The task -
Select and reproduce each line of the listing below that bears the string "пассажиров".

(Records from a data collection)

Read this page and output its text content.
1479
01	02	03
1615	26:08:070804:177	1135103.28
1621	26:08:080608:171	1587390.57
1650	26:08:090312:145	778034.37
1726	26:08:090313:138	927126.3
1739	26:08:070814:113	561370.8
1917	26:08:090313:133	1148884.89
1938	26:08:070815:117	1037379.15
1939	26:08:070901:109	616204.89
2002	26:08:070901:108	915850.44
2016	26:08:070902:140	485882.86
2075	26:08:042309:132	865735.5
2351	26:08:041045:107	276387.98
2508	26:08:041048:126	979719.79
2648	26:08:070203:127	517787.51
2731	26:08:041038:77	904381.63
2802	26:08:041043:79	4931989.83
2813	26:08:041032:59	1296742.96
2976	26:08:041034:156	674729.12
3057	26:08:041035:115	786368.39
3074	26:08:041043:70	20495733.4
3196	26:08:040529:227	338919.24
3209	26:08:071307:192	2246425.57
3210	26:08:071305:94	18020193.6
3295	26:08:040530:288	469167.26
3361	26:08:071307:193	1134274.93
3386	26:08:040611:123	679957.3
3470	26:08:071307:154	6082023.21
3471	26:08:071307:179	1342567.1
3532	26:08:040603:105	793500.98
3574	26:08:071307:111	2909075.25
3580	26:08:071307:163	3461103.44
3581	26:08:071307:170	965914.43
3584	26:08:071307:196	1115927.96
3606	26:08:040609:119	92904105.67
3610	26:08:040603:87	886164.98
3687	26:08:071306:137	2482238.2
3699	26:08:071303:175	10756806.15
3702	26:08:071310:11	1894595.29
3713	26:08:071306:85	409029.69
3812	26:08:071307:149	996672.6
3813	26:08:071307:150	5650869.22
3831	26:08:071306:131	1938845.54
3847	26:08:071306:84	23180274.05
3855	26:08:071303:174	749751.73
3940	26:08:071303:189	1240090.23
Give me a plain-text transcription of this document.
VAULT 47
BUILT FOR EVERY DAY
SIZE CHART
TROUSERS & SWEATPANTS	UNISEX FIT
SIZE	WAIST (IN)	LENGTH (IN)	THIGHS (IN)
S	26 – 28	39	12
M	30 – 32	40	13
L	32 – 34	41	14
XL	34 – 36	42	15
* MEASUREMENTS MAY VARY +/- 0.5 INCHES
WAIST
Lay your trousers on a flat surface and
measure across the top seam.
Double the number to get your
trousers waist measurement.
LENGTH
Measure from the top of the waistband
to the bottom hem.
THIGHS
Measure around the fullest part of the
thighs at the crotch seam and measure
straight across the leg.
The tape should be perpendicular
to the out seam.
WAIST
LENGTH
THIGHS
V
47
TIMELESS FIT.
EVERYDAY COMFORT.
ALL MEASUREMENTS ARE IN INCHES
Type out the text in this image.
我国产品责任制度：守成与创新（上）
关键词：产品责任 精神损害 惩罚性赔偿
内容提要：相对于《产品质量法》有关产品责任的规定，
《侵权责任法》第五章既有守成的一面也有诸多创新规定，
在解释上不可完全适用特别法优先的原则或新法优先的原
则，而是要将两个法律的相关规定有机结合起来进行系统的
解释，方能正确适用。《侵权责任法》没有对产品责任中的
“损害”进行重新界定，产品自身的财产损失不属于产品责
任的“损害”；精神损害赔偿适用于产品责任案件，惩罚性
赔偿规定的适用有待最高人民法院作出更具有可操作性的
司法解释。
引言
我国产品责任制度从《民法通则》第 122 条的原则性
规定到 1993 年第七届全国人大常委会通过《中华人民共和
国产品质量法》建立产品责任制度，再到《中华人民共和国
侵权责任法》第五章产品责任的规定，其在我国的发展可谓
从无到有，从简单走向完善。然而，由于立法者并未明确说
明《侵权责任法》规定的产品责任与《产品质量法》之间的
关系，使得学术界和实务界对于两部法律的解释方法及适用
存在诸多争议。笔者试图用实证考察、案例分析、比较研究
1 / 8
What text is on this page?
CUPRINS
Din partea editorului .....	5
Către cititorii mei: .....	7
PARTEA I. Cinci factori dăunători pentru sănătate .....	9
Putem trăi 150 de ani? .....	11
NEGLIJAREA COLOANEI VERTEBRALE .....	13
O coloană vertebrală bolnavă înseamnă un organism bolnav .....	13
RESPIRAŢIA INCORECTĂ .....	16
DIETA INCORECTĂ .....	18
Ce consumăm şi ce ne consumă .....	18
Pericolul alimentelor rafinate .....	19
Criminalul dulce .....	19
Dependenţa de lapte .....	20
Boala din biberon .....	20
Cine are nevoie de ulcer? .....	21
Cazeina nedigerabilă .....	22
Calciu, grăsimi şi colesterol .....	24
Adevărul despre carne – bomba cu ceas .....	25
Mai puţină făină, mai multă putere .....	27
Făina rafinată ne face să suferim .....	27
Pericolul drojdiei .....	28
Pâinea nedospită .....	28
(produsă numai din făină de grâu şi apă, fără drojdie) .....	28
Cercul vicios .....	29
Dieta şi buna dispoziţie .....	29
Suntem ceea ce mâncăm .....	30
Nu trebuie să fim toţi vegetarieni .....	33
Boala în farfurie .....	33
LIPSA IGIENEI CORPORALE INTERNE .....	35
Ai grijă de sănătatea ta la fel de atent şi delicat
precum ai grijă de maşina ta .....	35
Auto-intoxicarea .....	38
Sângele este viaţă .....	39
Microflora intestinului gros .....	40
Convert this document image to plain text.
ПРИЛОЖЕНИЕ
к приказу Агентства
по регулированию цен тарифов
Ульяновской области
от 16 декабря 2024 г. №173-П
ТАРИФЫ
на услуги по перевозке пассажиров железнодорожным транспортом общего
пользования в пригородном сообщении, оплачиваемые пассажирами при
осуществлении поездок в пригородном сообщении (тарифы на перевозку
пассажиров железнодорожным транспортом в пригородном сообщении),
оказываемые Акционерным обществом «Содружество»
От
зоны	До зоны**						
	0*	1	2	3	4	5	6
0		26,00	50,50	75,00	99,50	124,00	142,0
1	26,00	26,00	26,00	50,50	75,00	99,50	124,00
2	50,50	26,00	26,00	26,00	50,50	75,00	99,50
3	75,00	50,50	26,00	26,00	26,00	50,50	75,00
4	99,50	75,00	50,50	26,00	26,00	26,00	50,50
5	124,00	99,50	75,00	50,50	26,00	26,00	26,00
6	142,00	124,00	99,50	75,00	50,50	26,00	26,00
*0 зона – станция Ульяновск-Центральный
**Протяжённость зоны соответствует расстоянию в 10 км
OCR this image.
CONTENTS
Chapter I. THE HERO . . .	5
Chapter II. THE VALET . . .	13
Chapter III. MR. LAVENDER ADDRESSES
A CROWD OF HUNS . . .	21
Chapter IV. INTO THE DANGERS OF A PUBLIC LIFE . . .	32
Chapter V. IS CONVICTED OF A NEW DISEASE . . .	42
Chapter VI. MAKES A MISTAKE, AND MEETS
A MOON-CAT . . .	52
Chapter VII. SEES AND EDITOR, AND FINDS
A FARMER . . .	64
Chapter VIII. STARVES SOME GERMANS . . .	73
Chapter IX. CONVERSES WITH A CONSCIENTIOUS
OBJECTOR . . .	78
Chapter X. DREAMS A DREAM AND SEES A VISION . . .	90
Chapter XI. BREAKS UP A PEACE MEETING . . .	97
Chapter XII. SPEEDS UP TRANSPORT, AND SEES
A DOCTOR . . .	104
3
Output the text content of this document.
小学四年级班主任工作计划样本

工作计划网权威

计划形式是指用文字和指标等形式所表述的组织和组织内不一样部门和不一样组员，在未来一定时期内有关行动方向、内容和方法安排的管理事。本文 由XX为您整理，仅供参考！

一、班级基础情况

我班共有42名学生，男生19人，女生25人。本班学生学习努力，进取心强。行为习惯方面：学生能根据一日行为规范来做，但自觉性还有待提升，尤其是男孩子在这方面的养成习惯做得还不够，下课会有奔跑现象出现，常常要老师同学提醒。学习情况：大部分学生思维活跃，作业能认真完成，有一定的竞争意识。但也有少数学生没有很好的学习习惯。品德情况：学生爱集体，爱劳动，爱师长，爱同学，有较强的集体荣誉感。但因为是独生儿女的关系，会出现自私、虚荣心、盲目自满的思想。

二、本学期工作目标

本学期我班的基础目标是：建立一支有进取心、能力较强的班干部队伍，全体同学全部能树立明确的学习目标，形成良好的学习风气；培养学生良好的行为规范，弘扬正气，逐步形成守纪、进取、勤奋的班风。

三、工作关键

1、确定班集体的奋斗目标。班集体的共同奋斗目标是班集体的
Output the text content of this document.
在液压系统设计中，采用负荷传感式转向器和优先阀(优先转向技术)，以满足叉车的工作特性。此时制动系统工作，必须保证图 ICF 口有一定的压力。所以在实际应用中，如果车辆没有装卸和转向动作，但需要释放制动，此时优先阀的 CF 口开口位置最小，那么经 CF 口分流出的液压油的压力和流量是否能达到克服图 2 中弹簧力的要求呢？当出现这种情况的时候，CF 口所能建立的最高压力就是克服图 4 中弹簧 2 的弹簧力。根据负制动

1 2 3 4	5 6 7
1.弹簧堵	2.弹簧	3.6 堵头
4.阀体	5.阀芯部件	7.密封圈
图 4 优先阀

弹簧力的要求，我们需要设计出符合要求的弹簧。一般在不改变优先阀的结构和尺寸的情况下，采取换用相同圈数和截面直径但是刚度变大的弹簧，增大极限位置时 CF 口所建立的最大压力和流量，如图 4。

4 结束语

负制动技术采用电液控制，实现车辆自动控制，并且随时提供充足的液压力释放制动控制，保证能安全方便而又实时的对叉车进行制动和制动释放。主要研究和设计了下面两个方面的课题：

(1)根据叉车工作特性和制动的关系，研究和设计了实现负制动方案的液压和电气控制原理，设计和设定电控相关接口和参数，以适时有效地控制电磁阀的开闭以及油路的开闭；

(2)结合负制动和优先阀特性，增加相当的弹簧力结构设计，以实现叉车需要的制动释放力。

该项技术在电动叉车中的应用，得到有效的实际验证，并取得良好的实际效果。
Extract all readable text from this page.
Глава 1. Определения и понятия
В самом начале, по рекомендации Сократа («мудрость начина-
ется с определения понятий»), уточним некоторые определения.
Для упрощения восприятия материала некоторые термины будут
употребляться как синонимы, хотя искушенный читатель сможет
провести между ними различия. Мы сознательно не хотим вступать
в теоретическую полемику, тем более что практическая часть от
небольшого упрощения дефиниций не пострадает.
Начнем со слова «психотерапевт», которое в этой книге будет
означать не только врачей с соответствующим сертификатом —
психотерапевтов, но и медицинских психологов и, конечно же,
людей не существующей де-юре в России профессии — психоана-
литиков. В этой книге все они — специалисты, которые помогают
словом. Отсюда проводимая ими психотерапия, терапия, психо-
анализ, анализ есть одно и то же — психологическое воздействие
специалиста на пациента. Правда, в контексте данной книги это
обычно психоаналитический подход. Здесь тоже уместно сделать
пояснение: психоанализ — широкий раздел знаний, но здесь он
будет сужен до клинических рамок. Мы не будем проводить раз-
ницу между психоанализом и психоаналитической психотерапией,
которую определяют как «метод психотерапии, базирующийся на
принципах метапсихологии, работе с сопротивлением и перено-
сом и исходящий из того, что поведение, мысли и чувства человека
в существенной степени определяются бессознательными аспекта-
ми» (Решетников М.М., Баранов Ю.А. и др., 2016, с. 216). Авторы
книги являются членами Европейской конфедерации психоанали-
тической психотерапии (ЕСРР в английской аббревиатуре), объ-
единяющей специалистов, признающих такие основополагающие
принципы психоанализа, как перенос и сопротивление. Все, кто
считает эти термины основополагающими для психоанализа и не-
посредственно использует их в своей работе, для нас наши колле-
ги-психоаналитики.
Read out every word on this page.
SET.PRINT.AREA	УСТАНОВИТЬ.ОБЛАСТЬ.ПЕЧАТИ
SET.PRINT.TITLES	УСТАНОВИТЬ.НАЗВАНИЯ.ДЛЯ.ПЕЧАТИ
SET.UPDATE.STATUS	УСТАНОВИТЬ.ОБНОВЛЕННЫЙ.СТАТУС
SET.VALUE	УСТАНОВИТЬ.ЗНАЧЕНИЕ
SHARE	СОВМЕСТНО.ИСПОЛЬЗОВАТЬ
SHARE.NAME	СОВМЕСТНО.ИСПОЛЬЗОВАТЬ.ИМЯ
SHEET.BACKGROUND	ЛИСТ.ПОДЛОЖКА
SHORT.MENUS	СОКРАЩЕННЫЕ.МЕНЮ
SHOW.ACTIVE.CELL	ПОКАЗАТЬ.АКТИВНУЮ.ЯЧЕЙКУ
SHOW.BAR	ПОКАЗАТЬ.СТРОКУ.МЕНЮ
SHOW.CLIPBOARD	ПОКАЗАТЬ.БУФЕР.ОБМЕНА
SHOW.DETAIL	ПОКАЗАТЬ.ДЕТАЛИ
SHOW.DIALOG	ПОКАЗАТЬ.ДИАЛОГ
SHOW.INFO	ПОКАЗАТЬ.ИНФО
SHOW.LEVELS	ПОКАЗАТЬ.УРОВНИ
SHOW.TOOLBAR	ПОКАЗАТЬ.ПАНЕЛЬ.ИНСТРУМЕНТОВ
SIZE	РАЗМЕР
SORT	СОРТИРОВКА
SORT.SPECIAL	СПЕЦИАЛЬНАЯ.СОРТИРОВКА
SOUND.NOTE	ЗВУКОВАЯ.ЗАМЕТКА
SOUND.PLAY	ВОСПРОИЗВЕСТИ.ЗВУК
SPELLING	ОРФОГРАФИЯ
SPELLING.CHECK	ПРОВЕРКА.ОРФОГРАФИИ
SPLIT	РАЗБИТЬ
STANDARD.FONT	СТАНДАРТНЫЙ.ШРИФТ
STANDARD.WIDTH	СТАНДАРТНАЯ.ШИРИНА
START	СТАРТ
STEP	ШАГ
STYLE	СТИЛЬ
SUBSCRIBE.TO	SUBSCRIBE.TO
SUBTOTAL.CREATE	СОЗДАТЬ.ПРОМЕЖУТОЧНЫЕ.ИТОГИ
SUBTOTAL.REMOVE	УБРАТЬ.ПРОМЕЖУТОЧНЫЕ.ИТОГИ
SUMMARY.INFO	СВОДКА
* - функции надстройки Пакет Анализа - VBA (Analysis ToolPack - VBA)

Full solution -
на услуги по перевозке пассажиров железнодорожным транспортом общего
пассажиров железнодорожным транспортом в пригородном сообщении),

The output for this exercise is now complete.